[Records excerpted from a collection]
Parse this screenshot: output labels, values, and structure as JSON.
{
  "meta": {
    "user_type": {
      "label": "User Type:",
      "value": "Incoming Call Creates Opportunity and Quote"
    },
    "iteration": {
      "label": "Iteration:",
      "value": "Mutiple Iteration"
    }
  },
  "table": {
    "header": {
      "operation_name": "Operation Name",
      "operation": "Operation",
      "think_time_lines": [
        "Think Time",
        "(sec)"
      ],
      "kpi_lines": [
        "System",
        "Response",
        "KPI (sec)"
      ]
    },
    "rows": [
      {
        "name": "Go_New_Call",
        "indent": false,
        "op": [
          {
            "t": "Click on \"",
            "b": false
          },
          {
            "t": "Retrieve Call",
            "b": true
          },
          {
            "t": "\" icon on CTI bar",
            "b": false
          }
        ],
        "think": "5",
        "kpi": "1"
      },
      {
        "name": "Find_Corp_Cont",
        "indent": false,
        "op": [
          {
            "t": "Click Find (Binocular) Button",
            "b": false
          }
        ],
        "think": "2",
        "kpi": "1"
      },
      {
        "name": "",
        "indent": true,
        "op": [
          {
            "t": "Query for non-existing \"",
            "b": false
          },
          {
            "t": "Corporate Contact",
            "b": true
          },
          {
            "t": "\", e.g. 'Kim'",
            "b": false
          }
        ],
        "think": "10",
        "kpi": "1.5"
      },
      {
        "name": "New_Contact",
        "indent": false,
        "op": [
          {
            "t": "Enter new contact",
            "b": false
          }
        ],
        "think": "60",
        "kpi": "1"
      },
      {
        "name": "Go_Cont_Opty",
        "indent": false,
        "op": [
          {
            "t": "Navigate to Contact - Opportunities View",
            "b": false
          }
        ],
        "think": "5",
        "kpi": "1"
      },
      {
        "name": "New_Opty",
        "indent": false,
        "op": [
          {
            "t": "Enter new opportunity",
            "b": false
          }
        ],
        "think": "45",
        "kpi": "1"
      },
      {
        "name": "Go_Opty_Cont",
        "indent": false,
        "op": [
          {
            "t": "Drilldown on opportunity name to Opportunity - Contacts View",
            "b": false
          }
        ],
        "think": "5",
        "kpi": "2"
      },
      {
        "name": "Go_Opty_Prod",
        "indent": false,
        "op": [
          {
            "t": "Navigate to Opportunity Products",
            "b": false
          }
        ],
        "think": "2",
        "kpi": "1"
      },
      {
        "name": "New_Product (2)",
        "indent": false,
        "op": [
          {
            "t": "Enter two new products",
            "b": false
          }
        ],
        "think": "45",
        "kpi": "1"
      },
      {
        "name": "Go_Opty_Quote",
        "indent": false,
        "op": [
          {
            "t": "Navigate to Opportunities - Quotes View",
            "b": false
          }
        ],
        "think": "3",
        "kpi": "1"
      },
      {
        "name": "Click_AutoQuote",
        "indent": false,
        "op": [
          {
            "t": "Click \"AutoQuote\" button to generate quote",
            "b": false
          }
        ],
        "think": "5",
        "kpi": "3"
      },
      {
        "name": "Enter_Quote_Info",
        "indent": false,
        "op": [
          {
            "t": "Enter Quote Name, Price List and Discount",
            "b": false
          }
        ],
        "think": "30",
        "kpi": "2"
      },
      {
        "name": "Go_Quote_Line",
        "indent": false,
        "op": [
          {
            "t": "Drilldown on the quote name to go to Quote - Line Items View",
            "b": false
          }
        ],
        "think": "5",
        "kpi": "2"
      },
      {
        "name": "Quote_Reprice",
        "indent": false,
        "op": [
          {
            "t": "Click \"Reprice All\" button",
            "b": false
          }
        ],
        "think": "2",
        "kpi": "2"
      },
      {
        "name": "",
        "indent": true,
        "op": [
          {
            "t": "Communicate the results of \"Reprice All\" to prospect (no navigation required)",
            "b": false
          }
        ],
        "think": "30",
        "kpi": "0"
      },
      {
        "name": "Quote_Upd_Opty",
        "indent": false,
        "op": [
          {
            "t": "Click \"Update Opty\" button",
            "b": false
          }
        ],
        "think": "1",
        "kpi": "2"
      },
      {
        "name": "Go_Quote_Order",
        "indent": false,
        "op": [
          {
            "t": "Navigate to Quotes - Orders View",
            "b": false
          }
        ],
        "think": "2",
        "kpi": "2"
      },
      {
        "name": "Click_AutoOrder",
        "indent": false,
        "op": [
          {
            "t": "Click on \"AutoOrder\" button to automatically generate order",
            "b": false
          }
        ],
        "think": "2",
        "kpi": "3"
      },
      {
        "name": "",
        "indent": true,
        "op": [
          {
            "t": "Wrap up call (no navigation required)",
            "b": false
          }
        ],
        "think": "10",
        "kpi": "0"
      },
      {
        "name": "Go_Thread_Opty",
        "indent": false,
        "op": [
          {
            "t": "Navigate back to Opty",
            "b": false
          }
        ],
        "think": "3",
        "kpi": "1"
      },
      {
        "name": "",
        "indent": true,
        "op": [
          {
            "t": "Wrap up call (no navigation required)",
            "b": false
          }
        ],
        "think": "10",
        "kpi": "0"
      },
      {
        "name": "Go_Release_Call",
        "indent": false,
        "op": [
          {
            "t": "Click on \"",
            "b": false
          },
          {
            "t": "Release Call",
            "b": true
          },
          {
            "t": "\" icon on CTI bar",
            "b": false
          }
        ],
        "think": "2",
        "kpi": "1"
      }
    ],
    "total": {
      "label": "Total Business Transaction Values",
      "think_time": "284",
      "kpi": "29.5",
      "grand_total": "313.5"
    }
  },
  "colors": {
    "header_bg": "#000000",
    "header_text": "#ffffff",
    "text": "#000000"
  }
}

> **Do this**
The records above must be output exactly, in full.

> **Written solution**
Parse this screenshot: output labels, values, and structure as JSON.
{
  "meta": {
    "user_type": {
      "label": "User Type:",
      "value": "Incoming Call Creates Opportunity and Quote"
    },
    "iteration": {
      "label": "Iteration:",
      "value": "Mutiple Iteration"
    }
  },
  "table": {
    "header": {
      "operation_name": "Operation Name",
      "operation": "Operation",
      "think_time_lines": [
        "Think Time",
        "(sec)"
      ],
      "kpi_lines": [
        "System",
        "Response",
        "KPI (sec)"
      ]
    },
    "rows": [
      {
        "name": "Go_New_Call",
        "indent": false,
        "op": [
          {
            "t": "Click on \"",
            "b": false
          },
          {
            "t": "Retrieve Call",
            "b": true
          },
          {
            "t": "\" icon on CTI bar",
            "b": false
          }
        ],
        "think": "5",
        "kpi": "1"
      },
      {
        "name": "Find_Corp_Cont",
        "indent": false,
        "op": [
          {
            "t": "Click Find (Binocular) Button",
            "b": false
          }
        ],
        "think": "2",
        "kpi": "1"
      },
      {
        "name": "",
        "indent": true,
        "op": [
          {
            "t": "Query for non-existing \"",
            "b": false
          },
          {
            "t": "Corporate Contact",
            "b": true
          },
          {
            "t": "\", e.g. 'Kim'",
            "b": false
          }
        ],
        "think": "10",
        "kpi": "1.5"
      },
      {
        "name": "New_Contact",
        "indent": false,
        "op": [
          {
            "t": "Enter new contact",
            "b": false
          }
        ],
        "think": "60",
        "kpi": "1"
      },
      {
        "name": "Go_Cont_Opty",
        "indent": false,
        "op": [
          {
            "t": "Navigate to Contact - Opportunities View",
            "b": false
          }
        ],
        "think": "5",
        "kpi": "1"
      },
      {
        "name": "New_Opty",
        "indent": false,
        "op": [
          {
            "t": "Enter new opportunity",
            "b": false
          }
        ],
        "think": "45",
        "kpi": "1"
      },
      {
        "name": "Go_Opty_Cont",
        "indent": false,
        "op": [
          {
            "t": "Drilldown on opportunity name to Opportunity - Contacts View",
            "b": false
          }
        ],
        "think": "5",
        "kpi": "2"
      },
      {
        "name": "Go_Opty_Prod",
        "indent": false,
        "op": [
          {
            "t": "Navigate to Opportunity Products",
            "b": false
          }
        ],
        "think": "2",
        "kpi": "1"
      },
      {
        "name": "New_Product (2)",
        "indent": false,
        "op": [
          {
            "t": "Enter two new products",
            "b": false
          }
        ],
        "think": "45",
        "kpi": "1"
      },
      {
        "name": "Go_Opty_Quote",
        "indent": false,
        "op": [
          {
            "t": "Navigate to Opportunities - Quotes View",
            "b": false
          }
        ],
        "think": "3",
        "kpi": "1"
      },
      {
        "name": "Click_AutoQuote",
        "indent": false,
        "op": [
          {
            "t": "Click \"AutoQuote\" button to generate quote",
            "b": false
          }
        ],
        "think": "5",
        "kpi": "3"
      },
      {
        "name": "Enter_Quote_Info",
        "indent": false,
        "op": [
          {
            "t": "Enter Quote Name, Price List and Discount",
            "b": false
          }
        ],
        "think": "30",
        "kpi": "2"
      },
      {
        "name": "Go_Quote_Line",
        "indent": false,
        "op": [
          {
            "t": "Drilldown on the quote name to go to Quote - Line Items View",
            "b": false
          }
        ],
        "think": "5",
        "kpi": "2"
      },
      {
        "name": "Quote_Reprice",
        "indent": false,
        "op": [
          {
            "t": "Click \"Reprice All\" button",
            "b": false
          }
        ],
        "think": "2",
        "kpi": "2"
      },
      {
        "name": "",
        "indent": true,
        "op": [
          {
            "t": "Communicate the results of \"Reprice All\" to prospect (no navigation required)",
            "b": false
          }
        ],
        "think": "30",
        "kpi": "0"
      },
      {
        "name": "Quote_Upd_Opty",
        "indent": false,
        "op": [
          {
            "t": "Click \"Update Opty\" button",
            "b": false
          }
        ],
        "think": "1",
        "kpi": "2"
      },
      {
        "name": "Go_Quote_Order",
        "indent": false,
        "op": [
          {
            "t": "Navigate to Quotes - Orders View",
            "b": false
          }
        ],
        "think": "2",
        "kpi": "2"
      },
      {
        "name": "Click_AutoOrder",
        "indent": false,
        "op": [
          {
            "t": "Click on \"AutoOrder\" button to automatically generate order",
            "b": false
          }
        ],
        "think": "2",
        "kpi": "3"
      },
      {
        "name": "",
        "indent": true,
        "op": [
          {
            "t": "Wrap up call (no navigation required)",
            "b": false
          }
        ],
        "think": "10",
        "kpi": "0"
      },
      {
        "name": "Go_Thread_Opty",
        "indent": false,
        "op": [
          {
            "t": "Navigate back to Opty",
            "b": false
          }
        ],
        "think": "3",
        "kpi": "1"
      },
      {
        "name": "",
        "indent": true,
        "op": [
          {
            "t": "Wrap up call (no navigation required)",
            "b": false
          }
        ],
        "think": "10",
        "kpi": "0"
      },
      {
        "name": "Go_Release_Call",
        "indent": false,
        "op": [
          {
            "t": "Click on \"",
            "b": false
          },
          {
            "t": "Release Call",
            "b": true
          },
          {
            "t": "\" icon on CTI bar",
            "b": false
          }
        ],
        "think": "2",
        "kpi": "1"
      }
    ],
    "total": {
      "label": "Total Business Transaction Values",
      "think_time": "284",
      "kpi": "29.5",
      "grand_total": "313.5"
    }
  },
  "colors": {
    "header_bg": "#000000",
    "header_text": "#ffffff",
    "text": "#000000"
  }
}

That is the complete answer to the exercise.